Start of ROWS

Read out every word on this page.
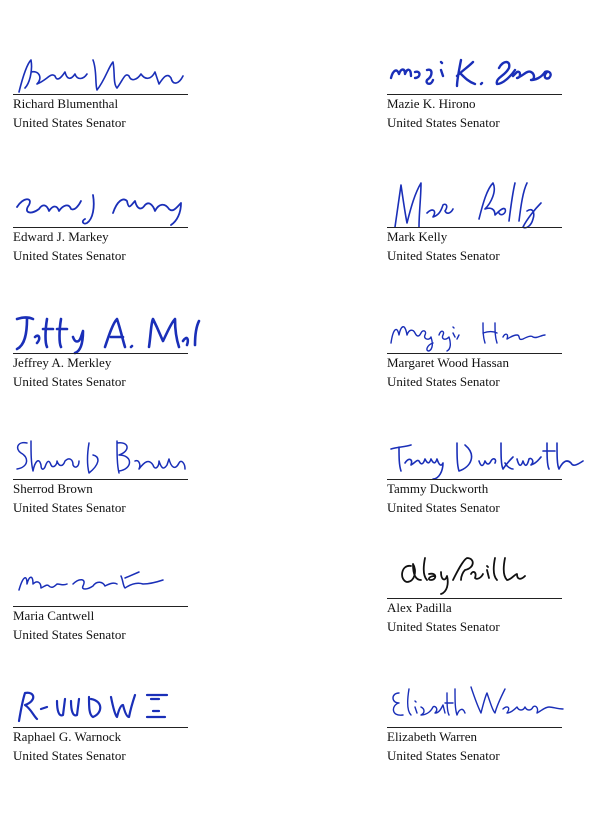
Richard Blumenthal
United States Senator
Edward J. Markey
United States Senator
Jeffrey A. Merkley
United States Senator
Sherrod Brown
United States Senator
Maria Cantwell
United States Senator
Raphael G. Warnock
United States Senator
Mazie K. Hirono
United States Senator
Mark Kelly
United States Senator
Margaret Wood Hassan
United States Senator
Tammy Duckworth
United States Senator
Alex Padilla
United States Senator
Elizabeth Warren
United States Senator
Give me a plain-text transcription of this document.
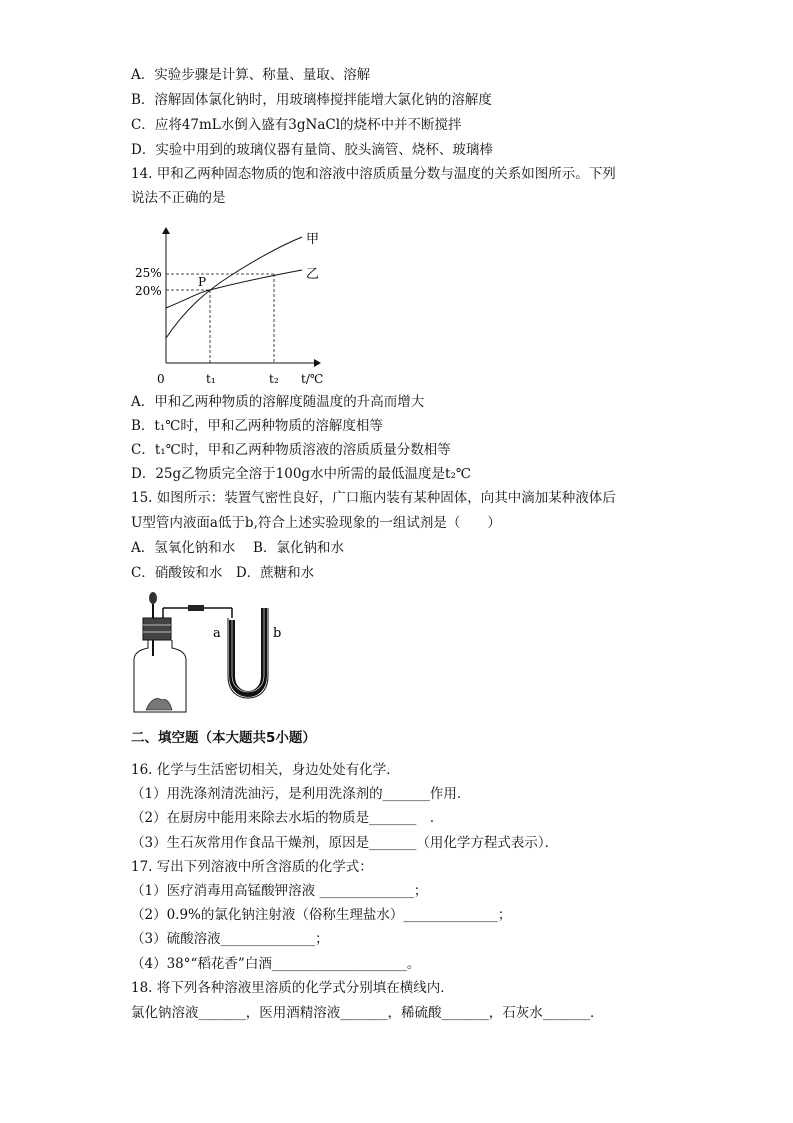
A．实验步骤是计算、称量、量取、溶解
B．溶解固体氯化钠时，用玻璃棒搅拌能增大氯化钠的溶解度
C．应将47mL水倒入盛有3gNaCl的烧杯中并不断搅拌
D．实验中用到的玻璃仪器有量筒、胶头滴管、烧杯、玻璃棒
14. 甲和乙两种固态物质的饱和溶液中溶质质量分数与温度的关系如图所示。下列
说法不正确的是
25%
20%
P
0	t₁	t₂ t/℃
甲
乙
A．甲和乙两种物质的溶解度随温度的升高而增大
B．t₁℃时，甲和乙两种物质的溶解度相等
C．t₁℃时，甲和乙两种物质溶液的溶质质量分数相等
D．25g乙物质完全溶于100g水中所需的最低温度是t₂℃
15. 如图所示：装置气密性良好，广口瓶内装有某种固体，向其中滴加某种液体后
U型管内液面a低于b,符合上述实验现象的一组试剂是（　　）
A．氢氧化钠和水　 B．氯化钠和水
C．硝酸铵和水　D．蔗糖和水
a	b
二、填空题（本大题共5小题）
16. 化学与生活密切相关，身边处处有化学．
（1）用洗涤剂清洗油污，是利用洗涤剂的_______作用．
（2）在厨房中能用来除去水垢的物质是_______　．
（3）生石灰常用作食品干燥剂，原因是_______（用化学方程式表示）．
17. 写出下列溶液中所含溶质的化学式：
（1）医疗消毒用高锰酸钾溶液 ______________；
（2）0.9%的氯化钠注射液（俗称生理盐水）______________；
（3）硫酸溶液______________；
（4）38°“稻花香”白酒____________________。
18. 将下列各种溶液里溶质的化学式分别填在横线内．
氯化钠溶液_______，医用酒精溶液_______，稀硫酸_______，石灰水_______．
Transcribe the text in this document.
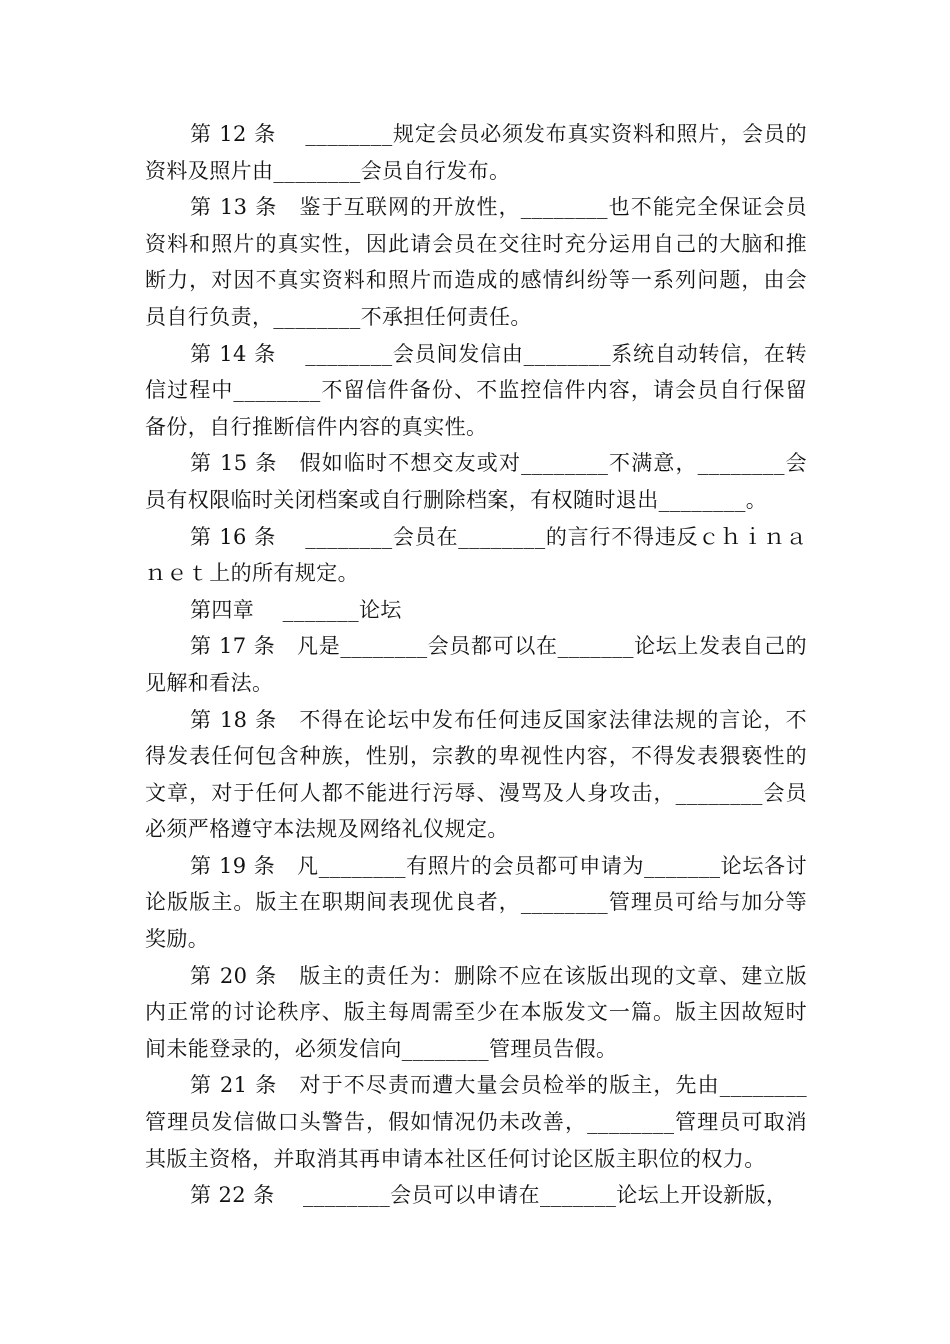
第 12 条　 ________规定会员必须发布真实资料和照片，会员的资料及照片由________会员自行发布。

第 13 条　鉴于互联网的开放性，________也不能完全保证会员资料和照片的真实性，因此请会员在交往时充分运用自己的大脑和推断力，对因不真实资料和照片而造成的感情纠纷等一系列问题，由会员自行负责，________不承担任何责任。

第 14 条　 ________会员间发信由________系统自动转信，在转信过程中________不留信件备份、不监控信件内容，请会员自行保留备份，自行推断信件内容的真实性。

第 15 条　假如临时不想交友或对________不满意，________会员有权限临时关闭档案或自行删除档案，有权随时退出________。

第 16 条　 ________会员在________的言行不得违反ｃｈｉｎａｎｅｔ上的所有规定。

第四章　 _______论坛

第 17 条　凡是________会员都可以在_______论坛上发表自己的见解和看法。

第 18 条　不得在论坛中发布任何违反国家法律法规的言论，不得发表任何包含种族，性别，宗教的卑视性内容，不得发表猥亵性的文章，对于任何人都不能进行污辱、漫骂及人身攻击，________会员必须严格遵守本法规及网络礼仪规定。

第 19 条　凡________有照片的会员都可申请为_______论坛各讨论版版主。版主在职期间表现优良者，________管理员可给与加分等奖励。

第 20 条　版主的责任为：删除不应在该版出现的文章、建立版内正常的讨论秩序、版主每周需至少在本版发文一篇。版主因故短时间未能登录的，必须发信向________管理员告假。

第 21 条　对于不尽责而遭大量会员检举的版主，先由________管理员发信做口头警告，假如情况仍未改善，________管理员可取消其版主资格，并取消其再申请本社区任何讨论区版主职位的权力。

第 22 条　 ________会员可以申请在_______论坛上开设新版，
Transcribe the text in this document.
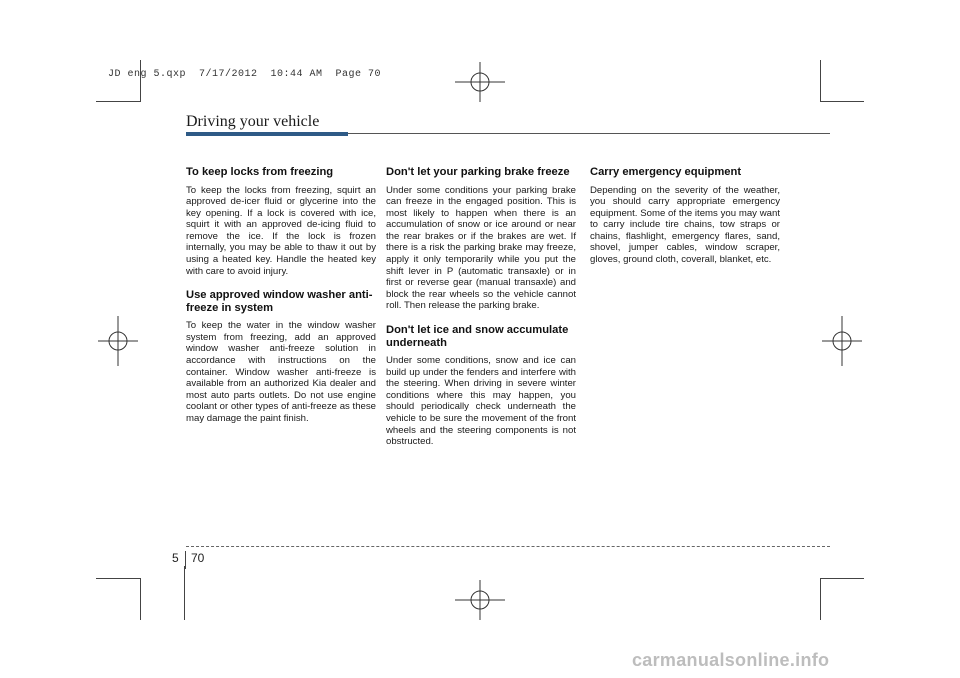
JD eng 5.qxp  7/17/2012  10:44 AM  Page 70
Driving your vehicle
To keep locks from freezing
To keep the locks from freezing, squirt an approved de-icer fluid or glycerine into the key opening. If a lock is covered with ice, squirt it with an approved de-icing fluid to remove the ice. If the lock is frozen internally, you may be able to thaw it out by using a heated key. Handle the heated key with care to avoid injury.
Use approved window washer anti-freeze in system
To keep the water in the window washer system from freezing, add an approved window washer anti-freeze solution in accordance with instructions on the container. Window washer anti-freeze is available from an authorized Kia dealer and most auto parts outlets. Do not use engine coolant or other types of anti-freeze as these may damage the paint finish.
Don't let your parking brake freeze
Under some conditions your parking brake can freeze in the engaged position. This is most likely to happen when there is an accumulation of snow or ice around or near the rear brakes or if the brakes are wet. If there is a risk the parking brake may freeze, apply it only temporarily while you put the shift lever in P (automatic transaxle) or in first or reverse gear (manual transaxle) and block the rear wheels so the vehicle cannot roll. Then release the parking brake.
Don't let ice and snow accumulate underneath
Under some conditions, snow and ice can build up under the fenders and interfere with the steering. When driving in severe winter conditions where this may happen, you should periodically check underneath the vehicle to be sure the movement of the front wheels and the steering components is not obstructed.
Carry emergency equipment
Depending on the severity of the weather, you should carry appropriate emergency equipment. Some of the items you may want to carry include tire chains, tow straps or chains, flashlight, emergency flares, sand, shovel, jumper cables, window scraper, gloves, ground cloth, coverall, blanket, etc.
5 70
carmanualsonline.info
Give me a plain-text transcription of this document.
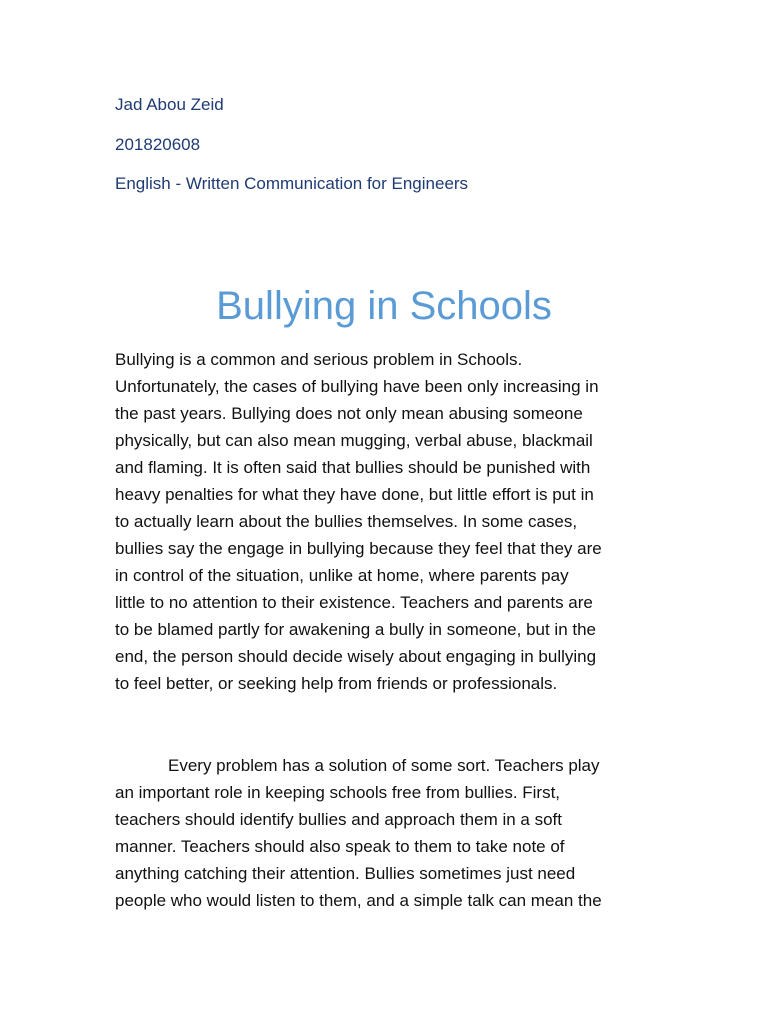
Jad Abou Zeid
201820608
English - Written Communication for Engineers
Bullying in Schools
Bullying is a common and serious problem in Schools.
Unfortunately, the cases of bullying have been only increasing in
the past years. Bullying does not only mean abusing someone
physically, but can also mean mugging, verbal abuse, blackmail
and flaming. It is often said that bullies should be punished with
heavy penalties for what they have done, but little effort is put in
to actually learn about the bullies themselves. In some cases,
bullies say the engage in bullying because they feel that they are
in control of the situation, unlike at home, where parents pay
little to no attention to their existence. Teachers and parents are
to be blamed partly for awakening a bully in someone, but in the
end, the person should decide wisely about engaging in bullying
to feel better, or seeking help from friends or professionals.
Every problem has a solution of some sort. Teachers play
an important role in keeping schools free from bullies. First,
teachers should identify bullies and approach them in a soft
manner. Teachers should also speak to them to take note of
anything catching their attention. Bullies sometimes just need
people who would listen to them, and a simple talk can mean the
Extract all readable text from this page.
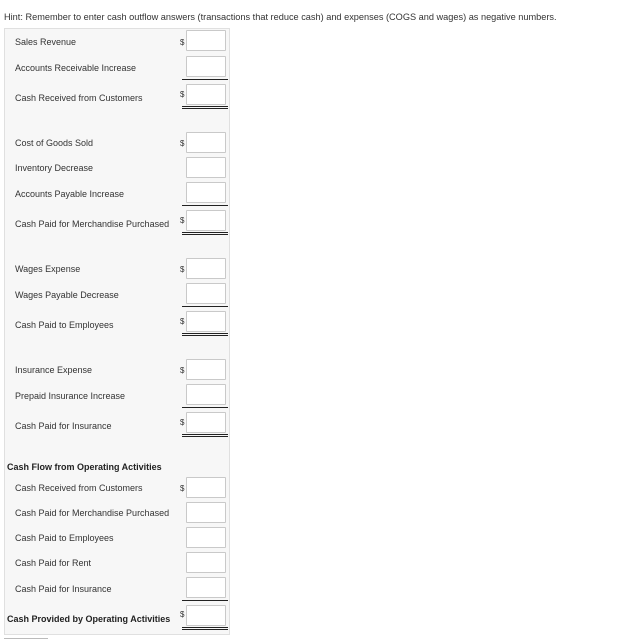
Hint: Remember to enter cash outflow answers (transactions that reduce cash) and expenses (COGS and wages) as negative numbers.
Sales Revenue	$
Accounts Receivable Increase
Cash Received from Customers	$
Cost of Goods Sold	$
Inventory Decrease
Accounts Payable Increase
Cash Paid for Merchandise Purchased $
Wages Expense	$
Wages Payable Decrease
Cash Paid to Employees	$
Insurance Expense	$
Prepaid Insurance Increase
Cash Paid for Insurance	$
Cash Flow from Operating Activities
Cash Received from Customers	$
Cash Paid for Merchandise Purchased
Cash Paid to Employees
Cash Paid for Rent
Cash Paid for Insurance
Cash Provided by Operating Activities $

End of ROWS

### WRITTEN REQUEST
Find each line in the records holding the string "they" and show it.

### RESULT OF THIS EXERCISE
heavy penalties for what they have done, but little effort is put in
bullies say the engage in bullying because they feel that they are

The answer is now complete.